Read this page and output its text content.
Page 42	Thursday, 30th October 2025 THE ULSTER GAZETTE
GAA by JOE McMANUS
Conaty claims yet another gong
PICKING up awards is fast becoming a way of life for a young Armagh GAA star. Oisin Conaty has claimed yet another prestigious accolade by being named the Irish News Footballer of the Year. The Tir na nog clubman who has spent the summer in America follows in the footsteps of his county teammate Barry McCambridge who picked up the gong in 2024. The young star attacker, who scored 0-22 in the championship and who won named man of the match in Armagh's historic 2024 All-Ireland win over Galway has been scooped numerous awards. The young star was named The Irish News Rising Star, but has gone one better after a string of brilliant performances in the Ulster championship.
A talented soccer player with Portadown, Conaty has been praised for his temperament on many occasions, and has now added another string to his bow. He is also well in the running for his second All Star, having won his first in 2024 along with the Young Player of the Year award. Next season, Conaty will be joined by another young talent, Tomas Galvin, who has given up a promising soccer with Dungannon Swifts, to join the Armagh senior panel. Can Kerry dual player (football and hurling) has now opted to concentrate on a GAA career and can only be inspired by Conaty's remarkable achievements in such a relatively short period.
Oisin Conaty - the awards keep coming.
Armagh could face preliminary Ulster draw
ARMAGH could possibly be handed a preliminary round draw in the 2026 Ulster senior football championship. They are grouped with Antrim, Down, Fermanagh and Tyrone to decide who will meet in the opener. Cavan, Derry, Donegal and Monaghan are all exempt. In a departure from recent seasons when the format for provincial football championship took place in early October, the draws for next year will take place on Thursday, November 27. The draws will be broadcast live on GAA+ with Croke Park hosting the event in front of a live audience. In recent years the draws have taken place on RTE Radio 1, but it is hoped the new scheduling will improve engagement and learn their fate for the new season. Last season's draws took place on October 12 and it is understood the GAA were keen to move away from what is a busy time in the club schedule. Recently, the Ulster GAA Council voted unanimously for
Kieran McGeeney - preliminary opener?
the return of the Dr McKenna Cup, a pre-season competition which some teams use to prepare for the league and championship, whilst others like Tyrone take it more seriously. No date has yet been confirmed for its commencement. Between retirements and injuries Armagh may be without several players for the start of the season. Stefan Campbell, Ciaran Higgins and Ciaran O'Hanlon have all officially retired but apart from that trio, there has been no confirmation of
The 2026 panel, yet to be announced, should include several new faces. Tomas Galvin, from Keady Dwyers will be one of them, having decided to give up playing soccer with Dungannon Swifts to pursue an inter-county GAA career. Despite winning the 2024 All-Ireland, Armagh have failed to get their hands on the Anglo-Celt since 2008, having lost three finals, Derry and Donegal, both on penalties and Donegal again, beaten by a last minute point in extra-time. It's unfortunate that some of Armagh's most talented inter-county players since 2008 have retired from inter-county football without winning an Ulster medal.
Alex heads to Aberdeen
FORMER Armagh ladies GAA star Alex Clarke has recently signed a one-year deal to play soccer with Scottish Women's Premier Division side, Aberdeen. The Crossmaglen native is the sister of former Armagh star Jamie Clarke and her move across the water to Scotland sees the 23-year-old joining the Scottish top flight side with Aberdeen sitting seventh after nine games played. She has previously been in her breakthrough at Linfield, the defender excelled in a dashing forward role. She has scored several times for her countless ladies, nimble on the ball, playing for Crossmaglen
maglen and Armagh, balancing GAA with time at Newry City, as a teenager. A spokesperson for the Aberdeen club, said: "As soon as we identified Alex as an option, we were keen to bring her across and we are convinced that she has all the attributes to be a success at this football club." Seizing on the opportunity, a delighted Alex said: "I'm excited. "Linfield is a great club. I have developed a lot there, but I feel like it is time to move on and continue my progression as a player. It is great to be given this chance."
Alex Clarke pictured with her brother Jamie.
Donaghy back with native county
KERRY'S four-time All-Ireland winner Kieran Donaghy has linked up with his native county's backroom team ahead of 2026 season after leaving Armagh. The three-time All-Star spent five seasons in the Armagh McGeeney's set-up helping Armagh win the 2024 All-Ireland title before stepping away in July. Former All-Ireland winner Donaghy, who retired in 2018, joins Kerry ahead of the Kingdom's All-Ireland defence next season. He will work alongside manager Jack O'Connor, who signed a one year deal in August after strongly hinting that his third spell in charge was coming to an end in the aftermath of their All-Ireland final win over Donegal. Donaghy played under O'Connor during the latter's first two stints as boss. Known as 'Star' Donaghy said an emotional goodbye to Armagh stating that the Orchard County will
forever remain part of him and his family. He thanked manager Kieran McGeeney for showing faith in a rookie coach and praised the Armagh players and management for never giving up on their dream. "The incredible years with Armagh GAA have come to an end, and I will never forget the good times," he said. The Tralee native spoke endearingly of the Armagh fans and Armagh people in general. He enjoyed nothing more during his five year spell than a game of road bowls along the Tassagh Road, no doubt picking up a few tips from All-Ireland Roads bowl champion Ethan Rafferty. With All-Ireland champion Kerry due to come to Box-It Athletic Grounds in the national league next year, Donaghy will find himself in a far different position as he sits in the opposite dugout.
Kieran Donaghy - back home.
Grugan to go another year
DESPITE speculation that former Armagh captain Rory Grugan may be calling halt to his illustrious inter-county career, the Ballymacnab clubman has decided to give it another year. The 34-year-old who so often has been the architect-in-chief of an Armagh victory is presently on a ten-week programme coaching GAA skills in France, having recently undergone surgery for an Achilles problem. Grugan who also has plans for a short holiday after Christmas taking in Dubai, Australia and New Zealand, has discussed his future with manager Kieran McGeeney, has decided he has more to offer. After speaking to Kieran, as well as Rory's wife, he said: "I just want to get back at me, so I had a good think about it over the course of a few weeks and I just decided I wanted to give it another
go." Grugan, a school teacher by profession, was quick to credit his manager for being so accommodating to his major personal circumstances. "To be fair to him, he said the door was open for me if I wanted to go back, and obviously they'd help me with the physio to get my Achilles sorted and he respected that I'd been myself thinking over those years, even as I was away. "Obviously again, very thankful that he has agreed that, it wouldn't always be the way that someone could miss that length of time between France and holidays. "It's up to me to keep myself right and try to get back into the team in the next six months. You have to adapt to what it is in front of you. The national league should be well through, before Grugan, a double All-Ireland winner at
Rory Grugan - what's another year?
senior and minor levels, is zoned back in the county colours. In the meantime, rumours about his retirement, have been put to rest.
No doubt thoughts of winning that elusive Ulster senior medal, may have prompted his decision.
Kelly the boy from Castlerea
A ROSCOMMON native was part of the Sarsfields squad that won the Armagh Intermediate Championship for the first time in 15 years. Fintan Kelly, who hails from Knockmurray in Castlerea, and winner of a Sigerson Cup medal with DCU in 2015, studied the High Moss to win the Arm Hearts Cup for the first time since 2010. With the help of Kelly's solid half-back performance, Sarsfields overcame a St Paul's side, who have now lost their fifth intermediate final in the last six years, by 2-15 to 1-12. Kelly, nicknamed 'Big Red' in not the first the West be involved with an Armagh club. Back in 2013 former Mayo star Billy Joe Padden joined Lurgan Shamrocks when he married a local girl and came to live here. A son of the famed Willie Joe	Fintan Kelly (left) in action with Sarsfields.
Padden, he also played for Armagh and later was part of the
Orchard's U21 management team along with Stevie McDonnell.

...

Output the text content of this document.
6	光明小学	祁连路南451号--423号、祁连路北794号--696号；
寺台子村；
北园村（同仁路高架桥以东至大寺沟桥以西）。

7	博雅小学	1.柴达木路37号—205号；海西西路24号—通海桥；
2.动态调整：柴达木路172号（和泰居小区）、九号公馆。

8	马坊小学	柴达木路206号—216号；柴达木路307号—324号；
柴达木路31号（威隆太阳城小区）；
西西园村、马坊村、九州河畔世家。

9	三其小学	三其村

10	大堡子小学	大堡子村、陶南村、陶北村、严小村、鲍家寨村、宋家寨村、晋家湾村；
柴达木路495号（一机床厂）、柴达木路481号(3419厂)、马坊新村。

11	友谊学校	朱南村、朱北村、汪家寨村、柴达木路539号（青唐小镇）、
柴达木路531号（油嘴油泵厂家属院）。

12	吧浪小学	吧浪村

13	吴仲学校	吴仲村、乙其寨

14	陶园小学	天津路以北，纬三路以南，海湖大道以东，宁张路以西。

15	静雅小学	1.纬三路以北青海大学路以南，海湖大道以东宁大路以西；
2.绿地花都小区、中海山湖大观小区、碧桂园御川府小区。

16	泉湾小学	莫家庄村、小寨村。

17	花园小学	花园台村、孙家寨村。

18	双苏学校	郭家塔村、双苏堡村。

## Aim
In the lines above, find each one with "content" and list it.

## Output
Read this page and output its text content.
Output the text content of this document.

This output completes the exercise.